==== DATA SHOWN ====

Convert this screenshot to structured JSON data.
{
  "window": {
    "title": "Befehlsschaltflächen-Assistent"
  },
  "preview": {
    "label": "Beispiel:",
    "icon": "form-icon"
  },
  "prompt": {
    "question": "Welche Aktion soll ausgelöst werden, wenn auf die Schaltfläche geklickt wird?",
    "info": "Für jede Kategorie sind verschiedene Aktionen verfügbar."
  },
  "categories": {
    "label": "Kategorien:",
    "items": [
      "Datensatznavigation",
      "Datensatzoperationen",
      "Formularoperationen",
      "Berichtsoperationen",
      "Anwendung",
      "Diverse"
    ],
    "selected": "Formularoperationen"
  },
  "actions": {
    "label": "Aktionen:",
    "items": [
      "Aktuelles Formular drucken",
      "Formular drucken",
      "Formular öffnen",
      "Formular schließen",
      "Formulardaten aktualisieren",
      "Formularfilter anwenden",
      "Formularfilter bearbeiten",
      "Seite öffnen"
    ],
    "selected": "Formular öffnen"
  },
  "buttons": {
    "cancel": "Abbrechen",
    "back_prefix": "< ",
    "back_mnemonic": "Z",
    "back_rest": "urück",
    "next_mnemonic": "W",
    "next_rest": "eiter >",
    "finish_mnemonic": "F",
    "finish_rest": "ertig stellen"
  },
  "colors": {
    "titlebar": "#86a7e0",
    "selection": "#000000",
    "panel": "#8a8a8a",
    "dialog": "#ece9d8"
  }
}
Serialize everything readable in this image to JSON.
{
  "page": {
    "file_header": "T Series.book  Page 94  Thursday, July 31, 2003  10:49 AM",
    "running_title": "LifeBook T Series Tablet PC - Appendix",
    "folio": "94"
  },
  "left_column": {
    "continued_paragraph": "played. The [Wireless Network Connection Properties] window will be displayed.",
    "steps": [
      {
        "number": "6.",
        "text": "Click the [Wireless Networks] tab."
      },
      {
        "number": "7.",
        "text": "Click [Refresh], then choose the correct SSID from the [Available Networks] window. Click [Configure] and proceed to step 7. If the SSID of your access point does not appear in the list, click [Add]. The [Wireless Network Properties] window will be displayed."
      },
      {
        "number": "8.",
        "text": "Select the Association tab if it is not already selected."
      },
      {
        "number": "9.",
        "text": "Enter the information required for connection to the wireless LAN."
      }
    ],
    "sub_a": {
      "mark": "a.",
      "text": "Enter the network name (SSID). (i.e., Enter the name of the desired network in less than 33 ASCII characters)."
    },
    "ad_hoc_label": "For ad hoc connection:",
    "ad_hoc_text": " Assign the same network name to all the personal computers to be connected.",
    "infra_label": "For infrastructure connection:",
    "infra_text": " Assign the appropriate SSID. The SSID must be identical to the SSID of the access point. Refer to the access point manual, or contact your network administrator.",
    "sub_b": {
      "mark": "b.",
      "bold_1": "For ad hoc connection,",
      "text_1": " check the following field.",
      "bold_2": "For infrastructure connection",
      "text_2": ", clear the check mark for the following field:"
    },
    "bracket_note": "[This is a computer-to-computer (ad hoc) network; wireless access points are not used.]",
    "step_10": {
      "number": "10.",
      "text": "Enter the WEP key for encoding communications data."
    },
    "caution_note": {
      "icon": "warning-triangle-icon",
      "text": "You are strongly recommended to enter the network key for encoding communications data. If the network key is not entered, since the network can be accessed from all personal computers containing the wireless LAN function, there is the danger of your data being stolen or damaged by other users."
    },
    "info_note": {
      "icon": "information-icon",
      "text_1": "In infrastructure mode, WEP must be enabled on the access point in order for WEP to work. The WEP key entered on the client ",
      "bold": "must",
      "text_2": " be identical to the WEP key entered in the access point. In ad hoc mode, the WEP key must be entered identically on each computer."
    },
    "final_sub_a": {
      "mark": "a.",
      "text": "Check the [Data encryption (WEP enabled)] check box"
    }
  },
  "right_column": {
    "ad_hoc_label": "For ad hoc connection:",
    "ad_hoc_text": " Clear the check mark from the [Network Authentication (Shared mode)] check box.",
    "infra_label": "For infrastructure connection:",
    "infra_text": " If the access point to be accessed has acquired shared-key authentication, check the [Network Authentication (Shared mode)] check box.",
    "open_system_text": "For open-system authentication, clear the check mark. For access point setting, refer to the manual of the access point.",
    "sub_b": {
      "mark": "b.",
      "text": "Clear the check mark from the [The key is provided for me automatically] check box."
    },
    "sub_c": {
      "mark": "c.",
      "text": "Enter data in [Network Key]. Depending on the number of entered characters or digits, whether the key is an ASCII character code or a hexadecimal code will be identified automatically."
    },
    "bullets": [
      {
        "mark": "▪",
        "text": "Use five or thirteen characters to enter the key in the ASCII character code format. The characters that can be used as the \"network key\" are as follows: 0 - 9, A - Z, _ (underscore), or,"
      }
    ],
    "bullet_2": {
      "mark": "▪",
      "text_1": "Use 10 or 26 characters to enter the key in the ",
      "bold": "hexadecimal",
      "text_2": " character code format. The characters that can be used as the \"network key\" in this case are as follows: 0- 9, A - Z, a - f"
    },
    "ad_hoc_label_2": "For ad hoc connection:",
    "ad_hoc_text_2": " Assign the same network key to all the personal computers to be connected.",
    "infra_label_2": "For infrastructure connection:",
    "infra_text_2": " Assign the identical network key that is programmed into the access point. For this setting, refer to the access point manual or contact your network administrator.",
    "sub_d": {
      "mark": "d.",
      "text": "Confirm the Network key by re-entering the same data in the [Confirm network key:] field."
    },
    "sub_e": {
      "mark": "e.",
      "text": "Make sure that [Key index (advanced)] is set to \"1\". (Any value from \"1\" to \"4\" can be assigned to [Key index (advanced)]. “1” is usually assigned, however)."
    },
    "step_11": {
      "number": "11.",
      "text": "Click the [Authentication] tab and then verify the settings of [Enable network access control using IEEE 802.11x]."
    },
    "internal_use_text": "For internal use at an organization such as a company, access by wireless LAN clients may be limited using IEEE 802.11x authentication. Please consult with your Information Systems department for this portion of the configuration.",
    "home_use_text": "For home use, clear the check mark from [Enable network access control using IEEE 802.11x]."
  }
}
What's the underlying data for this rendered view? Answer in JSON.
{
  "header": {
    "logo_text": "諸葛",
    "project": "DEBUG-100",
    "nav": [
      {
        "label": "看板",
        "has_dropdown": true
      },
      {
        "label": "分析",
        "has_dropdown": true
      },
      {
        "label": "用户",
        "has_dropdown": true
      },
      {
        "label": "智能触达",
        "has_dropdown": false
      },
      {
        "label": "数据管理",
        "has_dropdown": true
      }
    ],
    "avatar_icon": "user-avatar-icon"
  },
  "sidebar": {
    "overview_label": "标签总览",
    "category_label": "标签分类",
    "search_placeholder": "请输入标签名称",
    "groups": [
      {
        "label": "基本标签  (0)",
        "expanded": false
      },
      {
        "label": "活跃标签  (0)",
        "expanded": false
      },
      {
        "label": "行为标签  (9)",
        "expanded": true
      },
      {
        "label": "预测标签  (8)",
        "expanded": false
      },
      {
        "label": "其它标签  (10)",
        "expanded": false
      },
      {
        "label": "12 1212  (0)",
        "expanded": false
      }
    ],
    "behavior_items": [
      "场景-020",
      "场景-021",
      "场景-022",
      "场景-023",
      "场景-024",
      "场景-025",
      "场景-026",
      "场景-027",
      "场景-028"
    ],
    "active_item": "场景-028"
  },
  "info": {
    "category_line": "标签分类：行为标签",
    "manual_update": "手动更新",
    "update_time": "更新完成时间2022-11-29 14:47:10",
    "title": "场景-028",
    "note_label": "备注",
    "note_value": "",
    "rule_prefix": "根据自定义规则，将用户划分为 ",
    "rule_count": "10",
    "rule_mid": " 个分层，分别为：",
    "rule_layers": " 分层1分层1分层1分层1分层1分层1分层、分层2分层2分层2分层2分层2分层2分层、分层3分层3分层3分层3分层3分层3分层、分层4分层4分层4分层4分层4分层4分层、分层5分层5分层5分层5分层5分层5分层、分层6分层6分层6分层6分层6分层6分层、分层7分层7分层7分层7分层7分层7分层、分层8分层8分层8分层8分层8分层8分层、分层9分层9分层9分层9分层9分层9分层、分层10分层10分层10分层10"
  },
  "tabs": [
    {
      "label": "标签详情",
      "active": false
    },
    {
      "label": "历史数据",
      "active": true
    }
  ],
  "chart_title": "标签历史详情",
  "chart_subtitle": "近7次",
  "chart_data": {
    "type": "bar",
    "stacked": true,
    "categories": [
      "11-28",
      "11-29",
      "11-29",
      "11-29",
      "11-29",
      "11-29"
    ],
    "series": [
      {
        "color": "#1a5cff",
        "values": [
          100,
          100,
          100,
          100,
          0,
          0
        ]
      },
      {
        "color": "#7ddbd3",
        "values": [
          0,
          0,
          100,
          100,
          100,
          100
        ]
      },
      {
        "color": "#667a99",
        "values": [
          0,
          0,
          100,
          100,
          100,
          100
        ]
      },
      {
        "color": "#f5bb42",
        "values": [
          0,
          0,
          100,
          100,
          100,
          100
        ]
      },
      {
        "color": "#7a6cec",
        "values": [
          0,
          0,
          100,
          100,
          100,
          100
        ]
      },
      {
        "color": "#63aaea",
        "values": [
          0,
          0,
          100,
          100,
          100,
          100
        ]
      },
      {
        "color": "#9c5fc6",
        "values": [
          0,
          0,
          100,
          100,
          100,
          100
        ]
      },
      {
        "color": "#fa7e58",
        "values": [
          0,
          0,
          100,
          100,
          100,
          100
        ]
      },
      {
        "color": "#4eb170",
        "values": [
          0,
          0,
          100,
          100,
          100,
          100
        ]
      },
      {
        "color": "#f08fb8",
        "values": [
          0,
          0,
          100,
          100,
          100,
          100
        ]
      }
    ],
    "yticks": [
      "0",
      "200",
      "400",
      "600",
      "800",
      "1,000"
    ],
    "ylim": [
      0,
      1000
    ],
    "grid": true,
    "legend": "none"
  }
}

====

== WHAT IS REQUIRED ==
Isolate each line of the listing above that includes "Formularoperationen". Copy it.

== SOLUTION ==
      "Formularoperationen",
    "selected": "Formularoperationen"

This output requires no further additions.